#### Data to use
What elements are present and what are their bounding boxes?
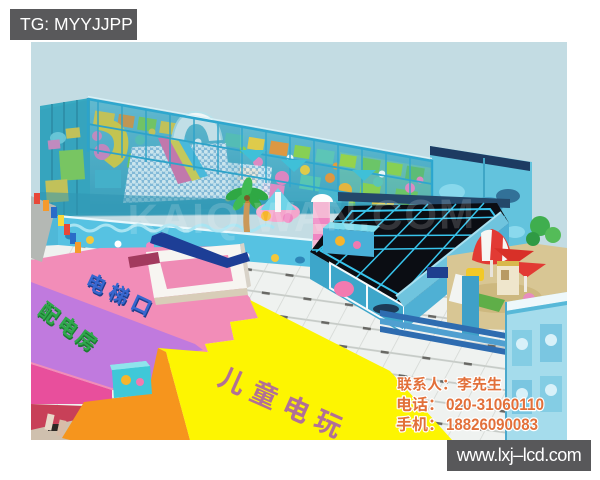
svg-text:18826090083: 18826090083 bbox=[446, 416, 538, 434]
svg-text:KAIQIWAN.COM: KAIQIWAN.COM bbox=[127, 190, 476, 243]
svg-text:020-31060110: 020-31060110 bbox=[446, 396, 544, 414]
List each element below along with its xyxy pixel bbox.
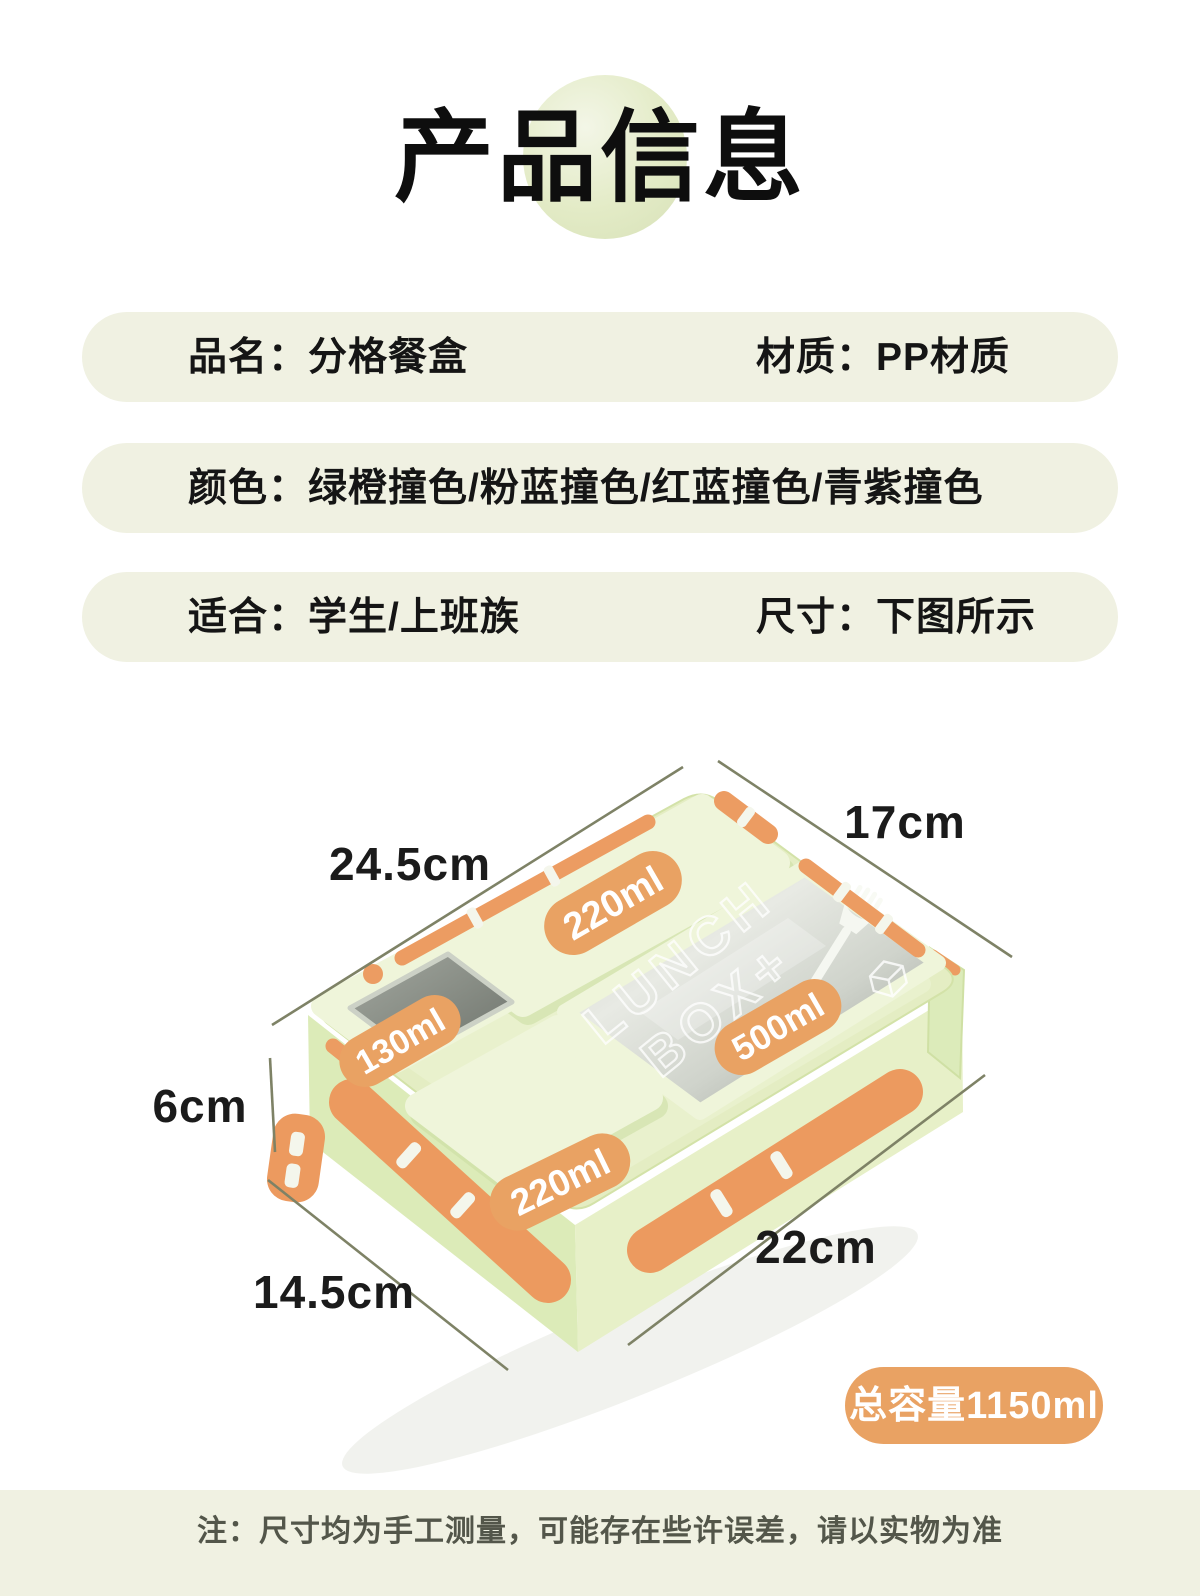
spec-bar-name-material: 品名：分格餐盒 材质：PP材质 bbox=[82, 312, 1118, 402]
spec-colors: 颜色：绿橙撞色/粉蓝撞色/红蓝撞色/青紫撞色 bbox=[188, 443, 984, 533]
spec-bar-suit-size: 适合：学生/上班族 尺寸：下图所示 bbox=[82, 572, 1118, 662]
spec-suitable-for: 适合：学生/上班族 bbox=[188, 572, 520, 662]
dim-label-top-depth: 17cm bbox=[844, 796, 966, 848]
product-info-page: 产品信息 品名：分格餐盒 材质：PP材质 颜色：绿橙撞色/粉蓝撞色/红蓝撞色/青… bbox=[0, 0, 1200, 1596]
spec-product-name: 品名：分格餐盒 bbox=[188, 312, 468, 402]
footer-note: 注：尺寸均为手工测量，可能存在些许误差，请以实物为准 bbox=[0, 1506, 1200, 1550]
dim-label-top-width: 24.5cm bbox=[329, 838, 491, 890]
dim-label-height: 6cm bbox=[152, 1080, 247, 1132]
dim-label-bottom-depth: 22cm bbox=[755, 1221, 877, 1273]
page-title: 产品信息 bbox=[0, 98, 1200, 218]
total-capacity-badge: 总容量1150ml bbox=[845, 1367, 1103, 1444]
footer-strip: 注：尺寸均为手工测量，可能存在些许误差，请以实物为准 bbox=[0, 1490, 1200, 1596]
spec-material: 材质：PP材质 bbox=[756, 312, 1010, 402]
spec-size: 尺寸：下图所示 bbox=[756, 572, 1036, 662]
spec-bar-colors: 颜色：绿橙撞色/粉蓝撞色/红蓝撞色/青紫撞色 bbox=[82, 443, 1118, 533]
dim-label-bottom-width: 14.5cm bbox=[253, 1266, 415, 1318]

#### Given request
Swap "svg-text" for "text-label" everywhere in the entries above, then write out every line again with nothing else changed and the pictures left out.

#### The response
What elements are present and what are their bounding boxes?
text-label:18826090083: 18826090083 bbox=[446, 416, 538, 434]
text-label:KAIQIWAN.COM: KAIQIWAN.COM bbox=[127, 190, 476, 243]
text-label:020-31060110: 020-31060110 bbox=[446, 396, 544, 414]
List each element below along with its xyxy pixel bbox.
spec-bar-name-material: 品名：分格餐盒 材质：PP材质 bbox=[82, 312, 1118, 402]
spec-colors: 颜色：绿橙撞色/粉蓝撞色/红蓝撞色/青紫撞色 bbox=[188, 443, 984, 533]
spec-bar-suit-size: 适合：学生/上班族 尺寸：下图所示 bbox=[82, 572, 1118, 662]
spec-suitable-for: 适合：学生/上班族 bbox=[188, 572, 520, 662]
dim-label-top-depth: 17cm bbox=[844, 796, 966, 848]
product-info-page: 产品信息 品名：分格餐盒 材质：PP材质 颜色：绿橙撞色/粉蓝撞色/红蓝撞色/青… bbox=[0, 0, 1200, 1596]
spec-product-name: 品名：分格餐盒 bbox=[188, 312, 468, 402]
footer-note: 注：尺寸均为手工测量，可能存在些许误差，请以实物为准 bbox=[0, 1506, 1200, 1550]
dim-label-top-width: 24.5cm bbox=[329, 838, 491, 890]
dim-label-height: 6cm bbox=[152, 1080, 247, 1132]
dim-label-bottom-depth: 22cm bbox=[755, 1221, 877, 1273]
page-title: 产品信息 bbox=[0, 98, 1200, 218]
total-capacity-badge: 总容量1150ml bbox=[845, 1367, 1103, 1444]
footer-strip: 注：尺寸均为手工测量，可能存在些许误差，请以实物为准 bbox=[0, 1490, 1200, 1596]
spec-material: 材质：PP材质 bbox=[756, 312, 1010, 402]
spec-size: 尺寸：下图所示 bbox=[756, 572, 1036, 662]
spec-bar-colors: 颜色：绿橙撞色/粉蓝撞色/红蓝撞色/青紫撞色 bbox=[82, 443, 1118, 533]
dim-label-bottom-width: 14.5cm bbox=[253, 1266, 415, 1318]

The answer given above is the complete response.